___ Exercise inputs ___

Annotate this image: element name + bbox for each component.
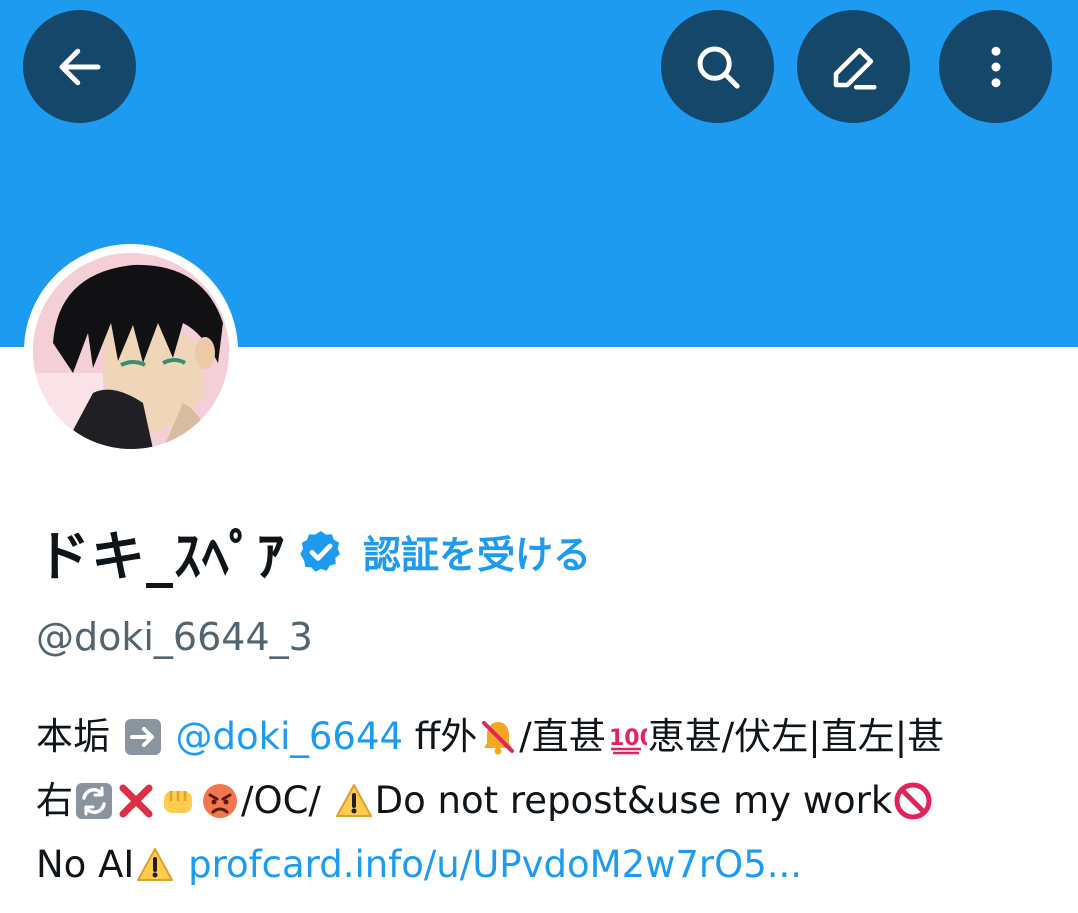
bio-text: 右 [36, 779, 73, 822]
verified-badge-icon[interactable] [297, 528, 345, 576]
back-button[interactable] [23, 10, 136, 123]
bio-text: Do not repost&use my work [374, 779, 893, 822]
bio-line-2: 右 /OC/ Do not repost&use my work [36, 769, 1046, 833]
bio-text: 本垢 [36, 715, 110, 758]
bio-text: 恵甚/伏左|直左|甚 [647, 715, 945, 758]
no-bell-emoji-icon [482, 721, 515, 755]
right-arrow-emoji-icon [124, 719, 161, 755]
repeat-emoji-icon [76, 783, 112, 819]
edit-profile-button[interactable] [797, 10, 910, 123]
bio-text: /OC/ [241, 779, 333, 822]
profile-bio: 本垢 @doki_6644 ff外 /直甚 100 恵甚/伏左|直左|甚 右 [36, 705, 1046, 897]
arrow-left-icon [59, 48, 100, 85]
more-options-button[interactable] [939, 10, 1052, 123]
bio-text: /直甚 [519, 715, 606, 758]
avatar[interactable] [33, 253, 229, 449]
cross-mark-emoji-icon [119, 784, 153, 818]
get-verified-link[interactable]: 認証を受ける [363, 524, 591, 579]
display-name: ドキ_ｽﾍﾟｱ [36, 525, 285, 588]
bio-website-link[interactable]: profcard.info/u/UPvdoM2w7rO5... [188, 843, 802, 886]
svg-text:100: 100 [609, 726, 647, 751]
bio-text: No AI [36, 843, 135, 886]
warning-emoji-icon [137, 848, 174, 881]
warning-emoji-icon [335, 784, 372, 817]
hundred-points-emoji-icon: 100 [609, 726, 647, 755]
fist-emoji-icon [164, 791, 192, 813]
angry-face-emoji-icon [203, 784, 237, 818]
bio-mention-link[interactable]: @doki_6644 [176, 715, 404, 758]
profile-handle: @doki_6644_3 [36, 615, 313, 659]
prohibited-emoji-icon [894, 782, 932, 820]
more-vertical-icon [991, 46, 1000, 87]
display-name-row: ドキ_ｽﾍﾟｱ 認証を受ける [36, 512, 591, 591]
search-button[interactable] [661, 10, 774, 123]
avatar-image [33, 253, 229, 449]
pencil-icon [833, 47, 876, 89]
bio-line-1: 本垢 @doki_6644 ff外 /直甚 100 恵甚/伏左|直左|甚 [36, 705, 1046, 769]
avatar-container[interactable] [24, 244, 238, 458]
bio-text: ff外 [403, 715, 478, 758]
bio-line-3: No AI profcard.info/u/UPvdoM2w7rO5... [36, 833, 1046, 897]
search-icon [697, 46, 740, 89]
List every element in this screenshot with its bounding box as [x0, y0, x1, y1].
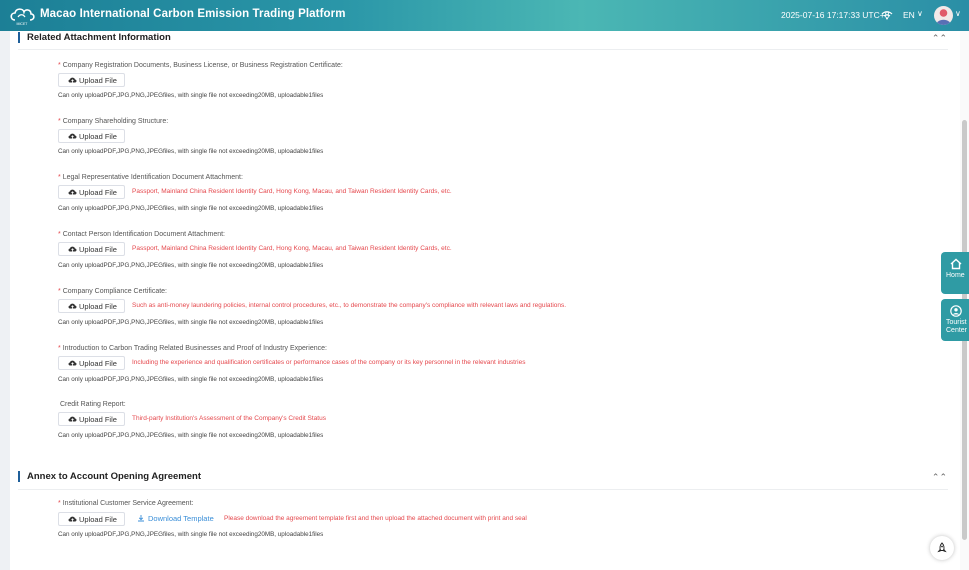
collapse-icon[interactable]: ⌃⌃ — [932, 472, 947, 483]
field-label: Credit Rating Report: — [60, 401, 126, 408]
user-avatar-icon — [936, 9, 951, 25]
upload-button[interactable]: Upload File — [58, 356, 125, 370]
file-requirement-note: Can only uploadPDF,JPG,PNG,JPEGfiles, wi… — [58, 205, 324, 212]
field-label: * Institutional Customer Service Agreemen… — [58, 500, 194, 507]
field-label: * Contact Person Identification Document … — [58, 231, 225, 238]
field-label: * Company Registration Documents, Busines… — [58, 62, 343, 69]
user-icon — [950, 305, 962, 317]
upload-button[interactable]: Upload File — [58, 129, 125, 143]
platform-title: Macao International Carbon Emission Trad… — [40, 8, 346, 20]
file-requirement-note: Can only uploadPDF,JPG,PNG,JPEGfiles, wi… — [58, 319, 324, 326]
file-requirement-note: Can only uploadPDF,JPG,PNG,JPEGfiles, wi… — [58, 262, 324, 269]
svg-text:MICET: MICET — [17, 22, 29, 26]
language-selector[interactable]: EN — [903, 10, 915, 20]
cloud-upload-icon — [68, 133, 77, 139]
upload-button[interactable]: Upload File — [58, 185, 125, 199]
home-icon — [950, 258, 962, 270]
back-to-top-button[interactable] — [930, 536, 954, 560]
divider — [18, 49, 948, 50]
cloud-upload-icon — [68, 77, 77, 83]
download-icon — [138, 515, 144, 522]
home-float-button[interactable]: Home — [941, 252, 969, 294]
divider — [18, 489, 948, 490]
chevron-down-icon[interactable]: ∨ — [955, 9, 961, 18]
field-label: * Legal Representative Identification Doc… — [58, 174, 243, 181]
upload-button[interactable]: Upload File — [58, 242, 125, 256]
cloud-upload-icon — [68, 416, 77, 422]
field-hint: Please download the agreement template f… — [224, 515, 527, 522]
chevron-down-icon[interactable]: ∨ — [917, 9, 923, 18]
tourist-center-float-button[interactable]: Tourist Center — [941, 299, 969, 341]
field-hint: Passport, Mainland China Resident Identi… — [132, 188, 452, 195]
file-requirement-note: Can only uploadPDF,JPG,PNG,JPEGfiles, wi… — [58, 376, 324, 383]
upload-button[interactable]: Upload File — [58, 299, 125, 313]
section-title: Related Attachment Information — [18, 32, 171, 43]
upload-button[interactable]: Upload File — [58, 512, 125, 526]
cloud-upload-icon — [68, 246, 77, 252]
collapse-icon[interactable]: ⌃⌃ — [932, 33, 947, 44]
file-requirement-note: Can only uploadPDF,JPG,PNG,JPEGfiles, wi… — [58, 92, 324, 99]
field-label: * Introduction to Carbon Trading Related … — [58, 345, 327, 352]
field-hint: Third-party Institution's Assessment of … — [132, 415, 326, 422]
datetime-display: 2025-07-16 17:17:33 UTC+8 — [781, 10, 890, 20]
field-hint: Including the experience and qualificati… — [132, 359, 526, 366]
rocket-icon — [937, 542, 947, 553]
upload-button[interactable]: Upload File — [58, 73, 125, 87]
cloud-upload-icon — [68, 516, 77, 522]
file-requirement-note: Can only uploadPDF,JPG,PNG,JPEGfiles, wi… — [58, 148, 324, 155]
field-label: * Company Compliance Certificate: — [58, 288, 167, 295]
wifi-icon — [881, 11, 893, 20]
field-hint: Such as anti-money laundering policies, … — [132, 302, 567, 309]
cloud-upload-icon — [68, 303, 77, 309]
cloud-logo-icon[interactable]: MICET — [9, 6, 35, 26]
cloud-upload-icon — [68, 189, 77, 195]
field-hint: Passport, Mainland China Resident Identi… — [132, 245, 452, 252]
download-template-link[interactable]: Download Template — [137, 514, 214, 523]
upload-button[interactable]: Upload File — [58, 412, 125, 426]
avatar[interactable] — [934, 6, 953, 25]
form-panel: Related Attachment Information ⌃⌃ * Compa… — [10, 31, 960, 570]
file-requirement-note: Can only uploadPDF,JPG,PNG,JPEGfiles, wi… — [58, 432, 324, 439]
field-label: * Company Shareholding Structure: — [58, 118, 169, 125]
cloud-upload-icon — [68, 360, 77, 366]
section-title: Annex to Account Opening Agreement — [18, 471, 201, 482]
file-requirement-note: Can only uploadPDF,JPG,PNG,JPEGfiles, wi… — [58, 531, 324, 538]
top-header: MICET Macao International Carbon Emissio… — [0, 0, 969, 31]
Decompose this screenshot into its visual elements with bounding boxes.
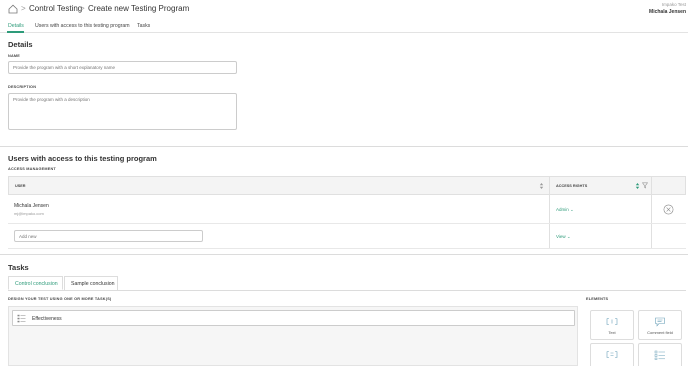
description-label: DESCRIPTION xyxy=(8,85,37,89)
page-title: Create new Testing Program xyxy=(88,4,190,13)
row-divider xyxy=(8,248,686,249)
add-user-rights-dropdown[interactable]: View ⌄ xyxy=(556,234,571,240)
tab-details[interactable]: Details xyxy=(8,23,24,29)
element-tile[interactable] xyxy=(638,343,682,366)
user-row-email: mj@impako.com xyxy=(14,211,44,216)
comment-icon xyxy=(655,317,665,327)
column-access-rights: ACCESS RIGHTS xyxy=(556,184,588,188)
description-input[interactable] xyxy=(8,93,237,130)
user-name[interactable]: Michala Jensen xyxy=(649,9,686,15)
row-divider xyxy=(8,223,686,224)
design-label: DESIGN YOUR TEST USING ONE OR MORE TASK(… xyxy=(8,297,112,301)
tasks-title: Tasks xyxy=(8,263,29,272)
task-item-label: Effectiveness xyxy=(32,316,62,322)
sort-icon[interactable] xyxy=(635,182,640,190)
remove-user-icon[interactable] xyxy=(663,204,674,215)
element-comment-field-label: Comment field xyxy=(647,330,673,335)
sort-icon[interactable] xyxy=(539,182,544,190)
tab-tasks[interactable]: Tasks xyxy=(137,23,150,29)
user-row-name: Michala Jensen xyxy=(14,203,49,209)
column-user: USER xyxy=(15,184,26,188)
details-title: Details xyxy=(8,40,33,49)
element-text-label: Text xyxy=(608,330,616,335)
task-tab-divider xyxy=(8,290,686,291)
checklist-icon xyxy=(654,350,665,360)
list-icon xyxy=(17,314,26,323)
text-field-icon xyxy=(606,318,618,325)
name-input[interactable] xyxy=(8,61,237,74)
access-management-label: ACCESS MANAGEMENT xyxy=(8,167,56,171)
filter-icon[interactable] xyxy=(642,182,648,189)
access-rights-dropdown[interactable]: Admin ⌄ xyxy=(556,207,574,213)
field-icon xyxy=(606,351,618,358)
elements-label: ELEMENTS xyxy=(586,297,609,301)
name-label: NAME xyxy=(8,54,20,58)
breadcrumb-separator: > xyxy=(21,4,26,13)
breadcrumb-control-testing[interactable]: Control Testing xyxy=(29,4,82,13)
home-icon[interactable] xyxy=(8,4,18,14)
active-tab-indicator xyxy=(7,31,24,33)
section-divider xyxy=(0,146,688,147)
tab-control-conclusion[interactable]: Control conclusion xyxy=(8,276,63,290)
tab-sample-conclusion[interactable]: Sample conclusion xyxy=(64,276,118,290)
organization-name: Impako Test xyxy=(661,2,686,7)
element-comment-field[interactable]: Comment field xyxy=(638,310,682,340)
access-title: Users with access to this testing progra… xyxy=(8,154,157,163)
section-divider xyxy=(0,254,688,255)
tab-users[interactable]: Users with access to this testing progra… xyxy=(35,23,130,29)
access-table-header: USER ACCESS RIGHTS xyxy=(8,176,686,195)
task-item[interactable]: Effectiveness xyxy=(12,310,575,326)
add-user-input[interactable] xyxy=(14,230,203,242)
column-divider xyxy=(549,176,550,248)
breadcrumb-separator: > xyxy=(80,4,85,13)
element-tile[interactable] xyxy=(590,343,634,366)
column-divider xyxy=(651,176,652,248)
element-text[interactable]: Text xyxy=(590,310,634,340)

___

● **Work required**:
Output as a JSON list of strings, one per line, everything in the listing from the line containing "collapse-icon[interactable]: ⌃⌃ — [932, 472, 947, 483]" down to the line containing "field-label: * Contact", both included, leaving out blank lines.

● **Result of this task**:
[
  "collapse-icon[interactable]: ⌃⌃ — [932, 472, 947, 483]",
  "field-label: Credit Rating Report: — [60, 401, 126, 408]",
  "user-avatar-icon — [936, 9, 951, 25]",
  "upload-button[interactable]: Upload File — [58, 356, 125, 370]",
  "file-requirement-note: Can only uploadPDF,JPG,PNG,JPEGfiles, wi… — [58, 205, 324, 212]",
  "field-label: * Institutional Customer Service Agreemen… — [58, 500, 194, 507]",
  "field-label: * Contact Person Identification Document … — [58, 231, 225, 238]"
]